- _WORK TASK 1_
Decide whether each statement below agrees with the forum thread. Give yes or no for each, with the deciding words of the thread quoted exactly.
(a) NigelOnDraft states that he is a pilot.
(b) NigelOnDraft says the event involved a single HE fragment.
(c) The quoted passage holds that the accident points to a flaw in the engine's design.
- _WORK TASK 2_
In the forum thread, how many HE fragments does NigelOnDraft say airframes should be designed to cope with?
- _WORK TASK 3_
Print everything in the forum thread from "While I am sure" down to "1 HE fragment.".

Is this guy a pilot ?

barit1

boeing fixer:Huh

NigelOnDraft

Assuming you refer to firstfloor, I do not know. However, I am a pilot, and agree with the thrust of what he says.

While I am sure there will be lessons / recommendations, I see nothing in this QF episode to indicate major problems anywhere:

1. "Rule 1" Engines should not suffer uncontained failures. Everything in the engine design / manufacturing process / maintenance / operation should be based on adhering to that principle.
2. Despite the "rule" above, it appears airframes should be designed with sufficient redundancy to cope with 1 HE fragment.
3. In this event, due to "Rule 1" failing, there were 3 HE fragments.
4. Despite 3 HE fragments, the aircraft had, and utilised, sufficient redundancy to, fly, diagnose, and plan a safe landing.
5. I do not want to take anything away from the crew.... I am sure they did an outstanding job. However, I have not seen any indication that a "typical" competant line crew (of 2) could not have come to a similar "safe" outcome, even if it was less tidy / optimal / timely.

The lessons I think will mainly be for RR as to "how" Rule 1 got broken (QC?), and for the Regulator / AD chain that seemed to have picked up the problem (?), yet was not sufficient to prevent the accident.

NoD

Lonewolf_50

Quote:

The fact that the error was not detected in the normal course of manufacture does not imply that corrections to the aircraft systems are appropriate. The rule is “if it aint broke don’t fix it.” In my opinion, this accident does not indicate a problem with the design of either the aircraft or the engine, but is only a manufacturing issue.

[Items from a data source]
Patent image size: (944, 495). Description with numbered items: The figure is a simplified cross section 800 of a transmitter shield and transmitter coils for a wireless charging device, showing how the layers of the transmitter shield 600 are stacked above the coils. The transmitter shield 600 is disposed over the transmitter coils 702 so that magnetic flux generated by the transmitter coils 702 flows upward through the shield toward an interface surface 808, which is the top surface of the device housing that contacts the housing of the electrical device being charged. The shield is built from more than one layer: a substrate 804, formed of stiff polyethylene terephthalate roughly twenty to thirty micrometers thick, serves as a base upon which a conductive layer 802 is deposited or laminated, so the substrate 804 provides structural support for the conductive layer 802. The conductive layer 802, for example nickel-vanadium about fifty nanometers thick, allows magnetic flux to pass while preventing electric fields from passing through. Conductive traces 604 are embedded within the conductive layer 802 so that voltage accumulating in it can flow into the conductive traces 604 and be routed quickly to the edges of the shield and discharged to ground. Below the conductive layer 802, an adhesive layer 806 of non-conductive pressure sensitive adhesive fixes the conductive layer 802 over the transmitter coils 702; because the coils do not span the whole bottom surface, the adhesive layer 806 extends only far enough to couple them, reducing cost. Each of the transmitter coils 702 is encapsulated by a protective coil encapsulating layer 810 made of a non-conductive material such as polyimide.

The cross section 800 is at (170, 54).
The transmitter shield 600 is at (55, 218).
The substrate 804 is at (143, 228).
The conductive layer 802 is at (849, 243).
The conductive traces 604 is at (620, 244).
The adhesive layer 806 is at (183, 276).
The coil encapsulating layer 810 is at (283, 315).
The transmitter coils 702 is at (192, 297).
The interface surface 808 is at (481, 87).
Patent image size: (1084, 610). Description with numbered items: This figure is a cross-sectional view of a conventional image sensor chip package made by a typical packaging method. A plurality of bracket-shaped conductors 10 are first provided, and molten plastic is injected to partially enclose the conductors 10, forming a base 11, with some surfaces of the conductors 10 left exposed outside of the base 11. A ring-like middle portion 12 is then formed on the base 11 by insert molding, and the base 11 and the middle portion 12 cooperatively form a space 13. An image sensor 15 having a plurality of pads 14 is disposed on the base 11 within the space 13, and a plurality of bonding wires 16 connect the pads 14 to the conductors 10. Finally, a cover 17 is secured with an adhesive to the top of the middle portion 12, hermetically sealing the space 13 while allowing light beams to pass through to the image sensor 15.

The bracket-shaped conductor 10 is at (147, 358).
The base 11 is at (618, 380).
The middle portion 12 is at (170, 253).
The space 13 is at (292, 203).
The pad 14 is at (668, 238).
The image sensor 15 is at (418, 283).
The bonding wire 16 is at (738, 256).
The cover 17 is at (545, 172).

- _RESULT 1_
(a) Yes: "However, I am a pilot, and agree with the thrust of what he says."
(b) No: "In this event, due to "Rule 1" failing, there were 3 HE fragments."
(c) No: "In my opinion, this accident does not indicate a problem with the design of either the aircraft or the engine, but is only a manufacturing issue."

- _RESULT 2_
One HE fragment.

- _RESULT 3_
While I am sure there will be lessons / recommendations, I see nothing in this QF episode to indicate major problems anywhere:

1. "Rule 1" Engines should not suffer uncontained failures. Everything in the engine design / manufacturing process / maintenance / operation should be based on adhering to that principle.
2. Despite the "rule" above, it appears airframes should be designed with sufficient redundancy to cope with 1 HE fragment.